▶ **Stated goal**: Please set down all the lines beneath this one exactly, without the pictures.

────────

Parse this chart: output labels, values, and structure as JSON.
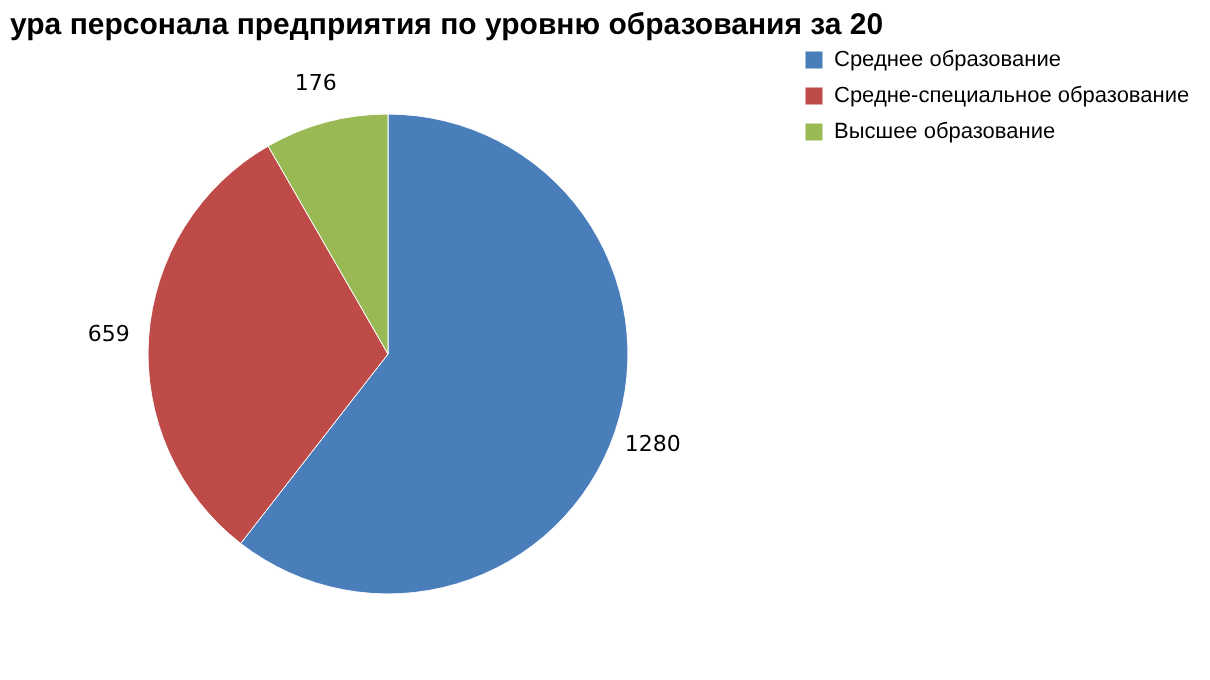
{
  "chart_data": {
    "type": "pie",
    "title": "ура персонала предприятия по уровню образования за 20",
    "categories": [
      "Среднее образование",
      "Средне-специальное образование",
      "Высшее образование"
    ],
    "values": [
      1280,
      659,
      176
    ],
    "colors": [
      "#4a7ebb",
      "#be4b48",
      "#98b954"
    ],
    "data_labels": true,
    "legend": "right"
  }
}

────────

▶ **Output below**:
Parse this chart: output labels, values, and structure as JSON.
{
  "chart_data": {
    "type": "pie",
    "title": "ура персонала предприятия по уровню образования за 20",
    "categories": [
      "Среднее образование",
      "Средне-специальное образование",
      "Высшее образование"
    ],
    "values": [
      1280,
      659,
      176
    ],
    "colors": [
      "#4a7ebb",
      "#be4b48",
      "#98b954"
    ],
    "data_labels": true,
    "legend": "right"
  }
}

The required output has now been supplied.